_STATED EXERCISE A_
Please copy the records word for word, covering the stretch from their first line through the line that contains "100, 313, 162]".

Building on our blog habitable properties, we are now looking at who is responsible for what, when there is an issue relating to repair or maintenance at a property.  Both landlords and tenants will have a vested interest in keeping their mutual property in repair - landlords so that they can protect their investment, and tenants so that they have a safe home to live in and be proud of.  Who (the landlord or tenant) is responsible for what repair and maintenance in or at the property, though, is often a point of dispute, and this article aims to simplify those responsibilities. 

The Landlord and Tenant Act 1985

The repairing provisions of the Landlord and Tenant Act 1985 (“the Act”) apply to short leases of residential property such as Assured Shorthold Tenancies for 7 years or less.  Section 11 of the Act states that the landlord is responsible for keeping the following in repair and proper working order: 

  • The structure and exterior of the property (including drains, gutters and external pipes)
  • The installations for the supply of water, gas and electricity and for sanitation (including basins, sinks, baths and sanitary conveniences, but not other fixtures, fittings and appliances for making use of the supply of water, gas or electricity)
  • The installations for space heating and heating water.

Instances where the landlord is not responsible are also set out in section 11 of the Act: 

  • To carry out works or repairs for which the tenant is liable by virtue of his duty to use the property in a ‘tenant-like manner’, or would be so liable but for an express covenant on his part.
  • To rebuild or reinstate the property in the case of destruction or damage by fire, or by tempest, flood or other inevitable accident.
  • To keep in repair or maintain anything which the tenant has brought in and is entitled to remove from the property.

The Act also provides that in determining the standard of repair required by the landlord, the age, character and prospective life of the property and the locality in which it is situated should be considered. 

The Act provides a legal minimum standard of repair, by the landlord.

_DATA RECORDS_
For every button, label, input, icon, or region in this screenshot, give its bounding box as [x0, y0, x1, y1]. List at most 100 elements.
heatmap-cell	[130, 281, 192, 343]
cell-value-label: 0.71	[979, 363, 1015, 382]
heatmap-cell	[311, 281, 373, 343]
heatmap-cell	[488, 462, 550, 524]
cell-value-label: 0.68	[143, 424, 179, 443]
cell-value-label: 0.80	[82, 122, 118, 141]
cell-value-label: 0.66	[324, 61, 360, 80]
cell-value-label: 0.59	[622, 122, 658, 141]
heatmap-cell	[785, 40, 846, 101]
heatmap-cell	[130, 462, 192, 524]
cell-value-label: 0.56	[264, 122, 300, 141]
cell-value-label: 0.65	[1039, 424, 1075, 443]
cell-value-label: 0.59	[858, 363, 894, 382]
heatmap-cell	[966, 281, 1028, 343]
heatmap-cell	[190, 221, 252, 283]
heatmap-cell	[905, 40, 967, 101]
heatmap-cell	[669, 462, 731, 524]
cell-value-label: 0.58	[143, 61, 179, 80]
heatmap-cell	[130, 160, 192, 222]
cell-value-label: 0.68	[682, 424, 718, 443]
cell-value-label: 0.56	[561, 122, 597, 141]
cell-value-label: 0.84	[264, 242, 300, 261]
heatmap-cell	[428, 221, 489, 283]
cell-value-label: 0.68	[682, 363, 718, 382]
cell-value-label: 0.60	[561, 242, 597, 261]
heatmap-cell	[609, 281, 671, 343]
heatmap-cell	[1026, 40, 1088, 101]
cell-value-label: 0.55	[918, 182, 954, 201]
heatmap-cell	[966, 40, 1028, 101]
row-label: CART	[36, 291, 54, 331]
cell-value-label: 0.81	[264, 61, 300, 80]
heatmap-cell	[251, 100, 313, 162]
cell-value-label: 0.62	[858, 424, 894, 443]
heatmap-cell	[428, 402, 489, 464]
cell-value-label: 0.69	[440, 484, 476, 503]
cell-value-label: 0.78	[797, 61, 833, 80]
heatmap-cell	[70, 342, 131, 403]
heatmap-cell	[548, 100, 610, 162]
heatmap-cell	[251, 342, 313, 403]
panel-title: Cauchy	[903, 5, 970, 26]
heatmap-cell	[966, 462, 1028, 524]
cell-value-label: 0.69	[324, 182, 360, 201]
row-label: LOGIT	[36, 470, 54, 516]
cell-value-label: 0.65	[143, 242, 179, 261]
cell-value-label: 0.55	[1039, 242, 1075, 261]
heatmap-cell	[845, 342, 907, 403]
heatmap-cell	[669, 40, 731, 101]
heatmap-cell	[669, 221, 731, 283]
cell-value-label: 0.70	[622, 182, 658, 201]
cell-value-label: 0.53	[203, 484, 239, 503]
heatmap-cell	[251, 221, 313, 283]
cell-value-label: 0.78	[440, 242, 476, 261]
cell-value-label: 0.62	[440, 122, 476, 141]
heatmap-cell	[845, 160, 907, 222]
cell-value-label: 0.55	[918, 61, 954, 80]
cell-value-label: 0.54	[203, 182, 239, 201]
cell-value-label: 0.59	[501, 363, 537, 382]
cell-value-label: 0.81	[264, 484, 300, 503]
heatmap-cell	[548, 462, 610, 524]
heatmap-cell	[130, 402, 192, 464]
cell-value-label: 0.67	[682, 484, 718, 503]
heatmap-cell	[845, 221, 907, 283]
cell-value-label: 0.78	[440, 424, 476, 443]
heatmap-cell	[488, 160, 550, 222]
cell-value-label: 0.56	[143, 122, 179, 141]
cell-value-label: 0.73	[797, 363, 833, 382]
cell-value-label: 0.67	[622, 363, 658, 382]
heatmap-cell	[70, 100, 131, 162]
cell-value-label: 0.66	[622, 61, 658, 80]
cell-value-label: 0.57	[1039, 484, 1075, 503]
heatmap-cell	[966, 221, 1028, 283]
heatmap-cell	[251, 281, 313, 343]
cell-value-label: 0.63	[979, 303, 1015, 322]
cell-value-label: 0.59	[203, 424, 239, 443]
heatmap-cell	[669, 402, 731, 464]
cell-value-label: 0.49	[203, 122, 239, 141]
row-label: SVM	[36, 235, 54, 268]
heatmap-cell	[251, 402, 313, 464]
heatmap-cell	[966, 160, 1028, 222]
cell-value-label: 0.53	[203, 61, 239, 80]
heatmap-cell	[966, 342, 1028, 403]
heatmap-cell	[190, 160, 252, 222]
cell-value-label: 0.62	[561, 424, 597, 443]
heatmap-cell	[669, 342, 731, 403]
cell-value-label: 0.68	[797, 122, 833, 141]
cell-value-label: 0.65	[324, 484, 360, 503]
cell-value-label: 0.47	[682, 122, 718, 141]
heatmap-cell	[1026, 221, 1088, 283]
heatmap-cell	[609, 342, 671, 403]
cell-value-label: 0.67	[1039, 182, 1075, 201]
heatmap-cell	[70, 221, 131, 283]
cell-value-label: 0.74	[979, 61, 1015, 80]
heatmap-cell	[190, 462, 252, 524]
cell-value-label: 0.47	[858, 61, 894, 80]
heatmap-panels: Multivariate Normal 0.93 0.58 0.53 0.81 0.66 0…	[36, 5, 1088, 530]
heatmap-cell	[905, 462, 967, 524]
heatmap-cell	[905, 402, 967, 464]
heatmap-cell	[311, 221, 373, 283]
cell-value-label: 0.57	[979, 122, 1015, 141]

_STATED EXERCISE B_
Extend the article on landlord and tenant repair responsibilities, picking up after its last sentence.

_RIGHT ANSWER A_
For every button, label, input, icon, or region in this screenshot, give its bounding box as [x0, y0, x1, y1]. List at most 100 elements.
heatmap-cell	[130, 281, 192, 343]
cell-value-label: 0.71	[979, 363, 1015, 382]
heatmap-cell	[311, 281, 373, 343]
heatmap-cell	[488, 462, 550, 524]
cell-value-label: 0.68	[143, 424, 179, 443]
cell-value-label: 0.80	[82, 122, 118, 141]
cell-value-label: 0.66	[324, 61, 360, 80]
cell-value-label: 0.59	[622, 122, 658, 141]
heatmap-cell	[785, 40, 846, 101]
heatmap-cell	[130, 462, 192, 524]
cell-value-label: 0.56	[264, 122, 300, 141]
cell-value-label: 0.65	[1039, 424, 1075, 443]
cell-value-label: 0.59	[858, 363, 894, 382]
heatmap-cell	[966, 281, 1028, 343]
heatmap-cell	[190, 221, 252, 283]
heatmap-cell	[905, 40, 967, 101]
heatmap-cell	[669, 462, 731, 524]
cell-value-label: 0.58	[143, 61, 179, 80]
heatmap-cell	[130, 160, 192, 222]
cell-value-label: 0.68	[682, 424, 718, 443]
cell-value-label: 0.56	[561, 122, 597, 141]
cell-value-label: 0.84	[264, 242, 300, 261]
heatmap-cell	[428, 221, 489, 283]
cell-value-label: 0.68	[682, 363, 718, 382]
cell-value-label: 0.60	[561, 242, 597, 261]
heatmap-cell	[609, 281, 671, 343]
heatmap-cell	[1026, 40, 1088, 101]
cell-value-label: 0.55	[918, 182, 954, 201]
heatmap-cell	[966, 40, 1028, 101]
row-label: CART	[36, 291, 54, 331]
cell-value-label: 0.81	[264, 61, 300, 80]
heatmap-cell	[251, 100, 313, 162]

_RIGHT ANSWER B_
A ‘tenant like manner’

The phrase ‘tenant-like manner’ was coined in the case of Warren v Keen 1953 – a leading case concerning a tenant’s repairing responsibilities and one which is often credited with defining the responsibilities of landlords and tenants in maintaining rented property.  The landlord put to the court that tenants should behave in a tenant-like manner, but what does behaving in a tenant like manner really mean?  

In 1953, Lord Denning summarised that behaving in a tenant like manner, means to take proper care of the property, for instance, by turning off the water and emptying the boiler when going away ‘for the winter’, cleaning the chimneys and windows when necessary, to ‘mend the electric light when it fuses’ and ‘unstop the sink when it is blocked by his waste’.  It was found that a tenant must do ‘little jobs’ which a reasonable tenant would do, and that the tenant must not ‘damage the property wilfully or negligently’ or allow his guests to, and if they do, the tenant should repair it.  

In today terms, behaving in a tenant-like manner would include undertaking general maintenance and carrying out small jobs at the property such as:

  • Unblocking sinks, toilets, and drains
  • Changing light bulbs and fuses
  • Keeping the interior and exterior of the property clean, including cleaning the windows
  • Bleeding radiators
  • Garden maintenance, such as cutting grass and weeding 
  • Ventilating and heating the property appropriately to avoid condensation

The Tenancy Agreement 

The tenancy agreement may impose further responsibilities on the landlord that exceed the legal minimum, and those terms will then also form part of the landlord's legal obligations.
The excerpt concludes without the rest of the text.